> **GIVEN INSTRUCTION**
How many lines in the records below hold the string "Spectral"? Please answer with the number and nothing more.
===
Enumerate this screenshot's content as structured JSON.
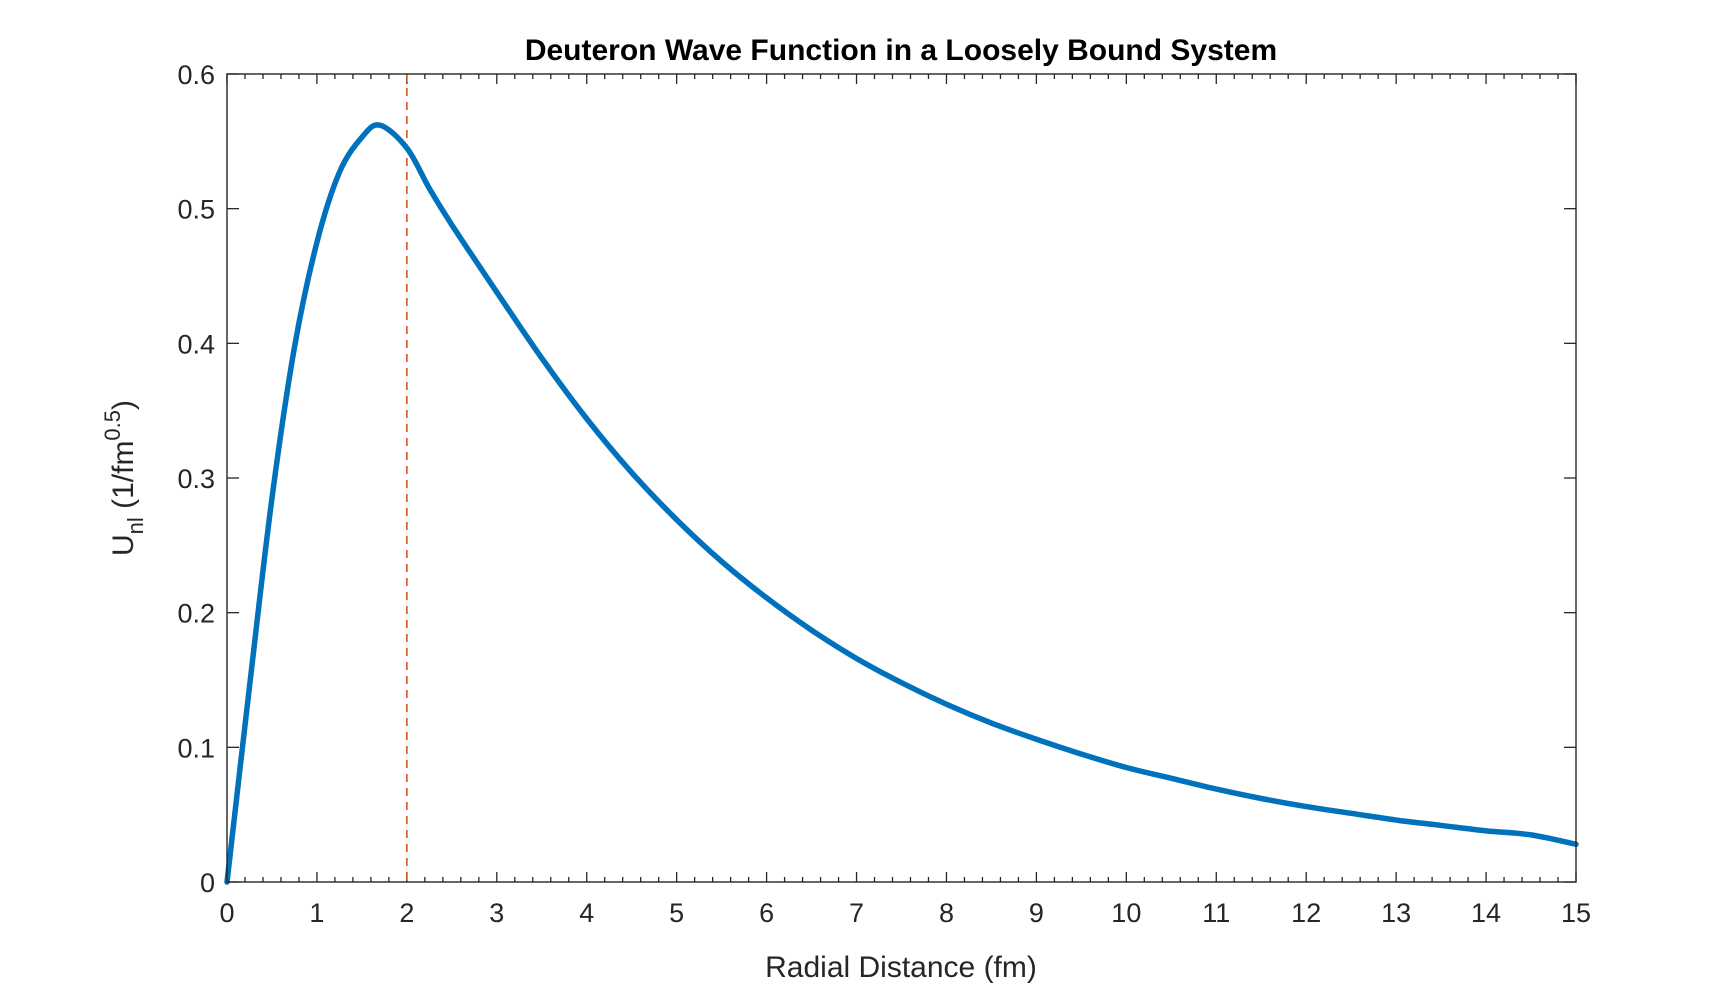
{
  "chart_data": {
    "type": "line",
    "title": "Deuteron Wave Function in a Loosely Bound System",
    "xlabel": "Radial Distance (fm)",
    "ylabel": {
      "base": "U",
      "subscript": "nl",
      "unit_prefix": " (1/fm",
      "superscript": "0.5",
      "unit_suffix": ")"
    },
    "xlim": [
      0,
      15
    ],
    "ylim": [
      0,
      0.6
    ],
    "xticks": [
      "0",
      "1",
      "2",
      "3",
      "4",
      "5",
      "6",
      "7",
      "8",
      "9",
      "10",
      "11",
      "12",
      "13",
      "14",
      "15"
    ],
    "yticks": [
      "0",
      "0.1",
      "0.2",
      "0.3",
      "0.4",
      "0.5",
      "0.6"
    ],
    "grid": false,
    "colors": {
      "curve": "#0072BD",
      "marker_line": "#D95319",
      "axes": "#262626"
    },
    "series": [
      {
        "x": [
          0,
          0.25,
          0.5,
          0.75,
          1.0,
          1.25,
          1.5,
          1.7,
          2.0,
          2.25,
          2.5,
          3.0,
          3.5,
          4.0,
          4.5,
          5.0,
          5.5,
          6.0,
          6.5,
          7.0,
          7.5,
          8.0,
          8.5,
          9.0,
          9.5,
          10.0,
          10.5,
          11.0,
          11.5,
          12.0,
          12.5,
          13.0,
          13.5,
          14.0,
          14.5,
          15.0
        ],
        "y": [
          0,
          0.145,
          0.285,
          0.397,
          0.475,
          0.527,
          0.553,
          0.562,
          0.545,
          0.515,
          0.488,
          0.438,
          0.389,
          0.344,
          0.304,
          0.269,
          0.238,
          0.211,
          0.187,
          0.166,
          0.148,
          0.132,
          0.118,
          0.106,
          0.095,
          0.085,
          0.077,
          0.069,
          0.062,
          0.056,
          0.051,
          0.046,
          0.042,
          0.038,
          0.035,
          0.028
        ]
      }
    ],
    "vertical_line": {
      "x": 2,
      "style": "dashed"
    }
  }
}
===
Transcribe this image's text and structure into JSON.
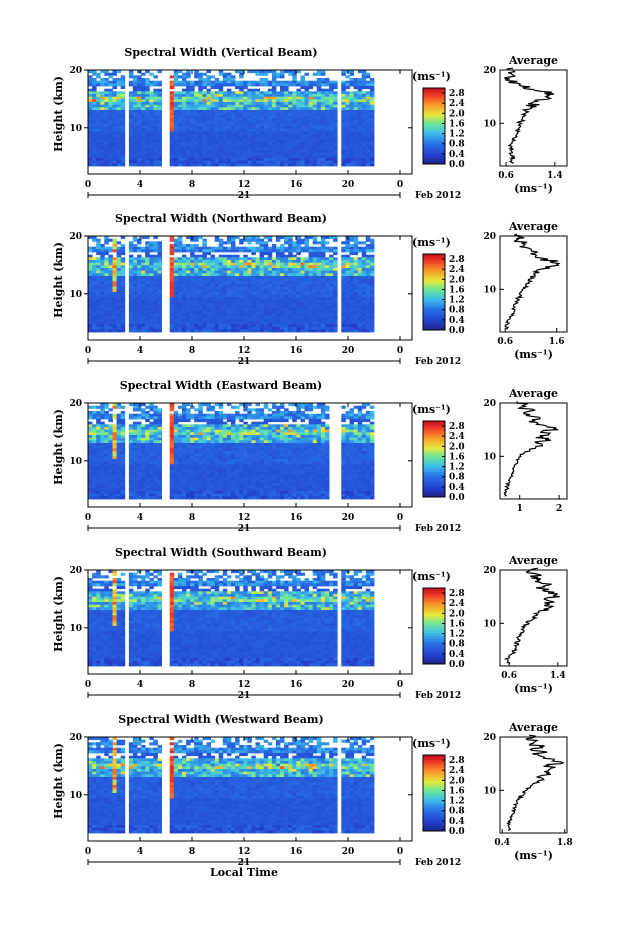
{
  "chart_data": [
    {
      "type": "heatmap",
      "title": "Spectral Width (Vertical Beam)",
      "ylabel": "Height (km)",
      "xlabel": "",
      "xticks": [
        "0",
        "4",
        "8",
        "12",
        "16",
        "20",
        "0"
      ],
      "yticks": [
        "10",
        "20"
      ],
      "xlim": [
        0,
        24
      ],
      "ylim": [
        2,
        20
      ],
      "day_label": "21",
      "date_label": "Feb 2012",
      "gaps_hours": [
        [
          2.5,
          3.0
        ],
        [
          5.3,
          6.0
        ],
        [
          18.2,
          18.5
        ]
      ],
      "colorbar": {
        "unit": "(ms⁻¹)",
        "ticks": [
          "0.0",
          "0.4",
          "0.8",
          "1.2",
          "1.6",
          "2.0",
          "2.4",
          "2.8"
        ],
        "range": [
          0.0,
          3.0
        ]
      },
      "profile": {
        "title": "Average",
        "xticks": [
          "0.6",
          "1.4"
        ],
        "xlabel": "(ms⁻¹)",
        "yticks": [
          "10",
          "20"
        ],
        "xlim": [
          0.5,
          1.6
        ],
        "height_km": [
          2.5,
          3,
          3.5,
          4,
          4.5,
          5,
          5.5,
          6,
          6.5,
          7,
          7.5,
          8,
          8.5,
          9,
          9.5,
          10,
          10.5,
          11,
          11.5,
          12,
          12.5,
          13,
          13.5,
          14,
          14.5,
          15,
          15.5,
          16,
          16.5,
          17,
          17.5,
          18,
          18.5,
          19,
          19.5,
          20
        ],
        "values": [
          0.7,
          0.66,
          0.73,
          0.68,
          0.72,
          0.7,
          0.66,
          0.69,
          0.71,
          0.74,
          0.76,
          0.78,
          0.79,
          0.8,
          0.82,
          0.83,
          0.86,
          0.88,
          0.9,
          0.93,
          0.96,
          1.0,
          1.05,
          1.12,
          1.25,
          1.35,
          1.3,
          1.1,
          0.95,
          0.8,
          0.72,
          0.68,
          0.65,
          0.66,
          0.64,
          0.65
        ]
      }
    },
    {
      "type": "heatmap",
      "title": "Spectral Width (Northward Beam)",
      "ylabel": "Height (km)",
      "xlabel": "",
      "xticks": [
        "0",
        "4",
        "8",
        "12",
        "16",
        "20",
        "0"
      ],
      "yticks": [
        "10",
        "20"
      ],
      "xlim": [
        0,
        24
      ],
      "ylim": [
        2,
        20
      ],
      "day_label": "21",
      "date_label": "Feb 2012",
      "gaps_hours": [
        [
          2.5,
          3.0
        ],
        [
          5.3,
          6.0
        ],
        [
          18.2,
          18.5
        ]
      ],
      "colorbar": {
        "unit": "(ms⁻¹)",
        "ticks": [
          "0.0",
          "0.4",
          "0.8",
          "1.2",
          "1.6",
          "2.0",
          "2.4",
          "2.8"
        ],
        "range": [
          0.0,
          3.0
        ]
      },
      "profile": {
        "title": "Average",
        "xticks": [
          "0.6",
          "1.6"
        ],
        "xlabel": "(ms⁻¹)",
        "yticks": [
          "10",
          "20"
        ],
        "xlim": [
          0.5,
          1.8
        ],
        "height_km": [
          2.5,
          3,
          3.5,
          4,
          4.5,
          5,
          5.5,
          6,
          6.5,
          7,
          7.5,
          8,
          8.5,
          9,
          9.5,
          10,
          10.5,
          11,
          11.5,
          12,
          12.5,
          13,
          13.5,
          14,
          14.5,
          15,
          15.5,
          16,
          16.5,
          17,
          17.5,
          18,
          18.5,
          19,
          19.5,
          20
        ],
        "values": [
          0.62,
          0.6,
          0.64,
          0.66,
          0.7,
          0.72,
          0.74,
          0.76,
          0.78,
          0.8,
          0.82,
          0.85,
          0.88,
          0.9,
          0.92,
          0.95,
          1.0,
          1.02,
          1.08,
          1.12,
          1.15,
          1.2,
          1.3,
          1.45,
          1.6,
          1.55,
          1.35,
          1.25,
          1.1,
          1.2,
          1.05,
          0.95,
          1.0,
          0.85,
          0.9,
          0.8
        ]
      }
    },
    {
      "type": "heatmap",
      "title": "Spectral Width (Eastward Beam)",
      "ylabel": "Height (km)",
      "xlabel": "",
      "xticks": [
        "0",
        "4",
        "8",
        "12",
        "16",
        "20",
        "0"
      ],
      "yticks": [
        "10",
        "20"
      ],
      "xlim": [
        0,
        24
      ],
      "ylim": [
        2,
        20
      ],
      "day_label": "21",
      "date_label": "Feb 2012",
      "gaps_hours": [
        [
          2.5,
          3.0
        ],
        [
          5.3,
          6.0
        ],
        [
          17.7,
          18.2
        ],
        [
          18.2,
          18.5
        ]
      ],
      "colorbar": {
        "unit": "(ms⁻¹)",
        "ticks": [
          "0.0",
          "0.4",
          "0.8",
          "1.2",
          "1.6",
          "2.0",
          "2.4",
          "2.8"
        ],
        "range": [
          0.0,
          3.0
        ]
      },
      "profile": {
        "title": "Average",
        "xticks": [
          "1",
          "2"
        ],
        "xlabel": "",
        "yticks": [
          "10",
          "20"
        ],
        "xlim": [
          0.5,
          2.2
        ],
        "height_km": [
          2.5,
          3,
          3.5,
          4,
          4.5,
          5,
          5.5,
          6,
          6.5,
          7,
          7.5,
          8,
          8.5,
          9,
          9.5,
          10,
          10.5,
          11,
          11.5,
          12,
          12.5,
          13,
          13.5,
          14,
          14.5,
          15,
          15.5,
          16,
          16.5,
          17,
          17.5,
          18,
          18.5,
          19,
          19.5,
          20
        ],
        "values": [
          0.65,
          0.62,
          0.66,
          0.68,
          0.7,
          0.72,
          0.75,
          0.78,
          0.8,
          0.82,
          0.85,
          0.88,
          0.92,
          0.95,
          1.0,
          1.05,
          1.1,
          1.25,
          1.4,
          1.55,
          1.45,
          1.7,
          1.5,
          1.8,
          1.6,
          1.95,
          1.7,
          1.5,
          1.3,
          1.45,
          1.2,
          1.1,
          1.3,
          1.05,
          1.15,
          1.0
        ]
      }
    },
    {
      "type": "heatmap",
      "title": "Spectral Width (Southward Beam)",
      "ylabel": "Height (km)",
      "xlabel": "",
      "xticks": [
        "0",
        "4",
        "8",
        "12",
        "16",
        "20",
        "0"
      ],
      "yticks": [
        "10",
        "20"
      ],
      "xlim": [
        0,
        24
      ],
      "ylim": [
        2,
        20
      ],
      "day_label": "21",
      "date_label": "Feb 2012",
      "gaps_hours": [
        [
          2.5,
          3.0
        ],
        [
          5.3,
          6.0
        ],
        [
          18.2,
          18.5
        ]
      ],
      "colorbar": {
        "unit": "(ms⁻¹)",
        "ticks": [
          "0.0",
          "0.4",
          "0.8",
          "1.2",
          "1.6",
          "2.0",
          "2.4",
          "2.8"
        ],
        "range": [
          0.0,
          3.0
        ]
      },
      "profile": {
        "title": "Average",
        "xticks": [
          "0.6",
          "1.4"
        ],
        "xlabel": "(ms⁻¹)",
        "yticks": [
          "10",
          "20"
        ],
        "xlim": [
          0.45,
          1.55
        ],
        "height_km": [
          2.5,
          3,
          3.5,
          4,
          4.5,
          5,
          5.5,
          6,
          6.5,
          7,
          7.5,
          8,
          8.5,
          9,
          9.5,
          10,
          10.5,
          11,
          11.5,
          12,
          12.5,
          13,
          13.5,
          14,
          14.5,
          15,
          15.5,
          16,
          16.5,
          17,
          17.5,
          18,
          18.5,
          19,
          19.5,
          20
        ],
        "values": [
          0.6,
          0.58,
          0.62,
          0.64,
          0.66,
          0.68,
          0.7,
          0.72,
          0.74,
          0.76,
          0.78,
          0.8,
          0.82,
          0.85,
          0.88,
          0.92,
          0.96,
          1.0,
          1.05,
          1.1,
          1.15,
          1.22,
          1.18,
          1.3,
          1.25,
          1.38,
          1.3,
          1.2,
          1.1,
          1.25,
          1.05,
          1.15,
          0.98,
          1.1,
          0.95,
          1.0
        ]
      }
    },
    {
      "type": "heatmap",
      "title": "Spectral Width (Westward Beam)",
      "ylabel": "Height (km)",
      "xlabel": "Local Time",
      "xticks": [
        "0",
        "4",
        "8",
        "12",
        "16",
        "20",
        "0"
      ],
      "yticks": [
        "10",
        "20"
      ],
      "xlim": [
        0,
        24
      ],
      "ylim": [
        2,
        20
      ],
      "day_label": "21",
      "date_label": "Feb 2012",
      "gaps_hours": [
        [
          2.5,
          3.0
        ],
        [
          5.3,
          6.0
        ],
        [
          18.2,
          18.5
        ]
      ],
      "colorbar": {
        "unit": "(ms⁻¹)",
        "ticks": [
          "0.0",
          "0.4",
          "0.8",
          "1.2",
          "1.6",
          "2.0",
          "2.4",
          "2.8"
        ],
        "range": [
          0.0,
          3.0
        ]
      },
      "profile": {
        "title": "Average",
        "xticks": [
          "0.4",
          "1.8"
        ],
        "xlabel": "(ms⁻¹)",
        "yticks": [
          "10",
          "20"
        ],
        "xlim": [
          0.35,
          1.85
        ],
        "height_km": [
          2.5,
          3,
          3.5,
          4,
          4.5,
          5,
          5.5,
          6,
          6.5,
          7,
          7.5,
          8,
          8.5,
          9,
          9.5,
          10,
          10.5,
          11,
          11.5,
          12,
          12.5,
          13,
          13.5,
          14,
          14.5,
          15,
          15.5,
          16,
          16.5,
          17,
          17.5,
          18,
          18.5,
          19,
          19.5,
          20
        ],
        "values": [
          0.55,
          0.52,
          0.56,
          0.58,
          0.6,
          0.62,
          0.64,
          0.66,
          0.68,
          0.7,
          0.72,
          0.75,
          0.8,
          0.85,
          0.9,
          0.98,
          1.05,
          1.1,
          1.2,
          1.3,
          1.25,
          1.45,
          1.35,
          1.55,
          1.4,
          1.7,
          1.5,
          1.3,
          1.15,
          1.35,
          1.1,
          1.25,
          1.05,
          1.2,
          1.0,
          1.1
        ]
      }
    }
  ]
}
===
> **EXERCISE RESPONSE**
5